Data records
************
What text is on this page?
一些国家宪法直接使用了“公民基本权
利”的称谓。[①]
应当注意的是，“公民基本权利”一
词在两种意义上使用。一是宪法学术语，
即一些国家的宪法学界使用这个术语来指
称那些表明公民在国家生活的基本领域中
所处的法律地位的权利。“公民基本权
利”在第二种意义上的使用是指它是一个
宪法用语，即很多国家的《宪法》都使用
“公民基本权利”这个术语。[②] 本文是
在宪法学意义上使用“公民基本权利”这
************
_WORK TO BE COMPLETED_
Your task is to quote all of the data word for word.

_RESPONSE BELOW_
What text is on this page?
一些国家宪法直接使用了“公民基本权
利”的称谓。[①]
应当注意的是，“公民基本权利”一
词在两种意义上使用。一是宪法学术语，
即一些国家的宪法学界使用这个术语来指
称那些表明公民在国家生活的基本领域中
所处的法律地位的权利。“公民基本权
利”在第二种意义上的使用是指它是一个
宪法用语，即很多国家的《宪法》都使用
“公民基本权利”这个术语。[②] 本文是
在宪法学意义上使用“公民基本权利”这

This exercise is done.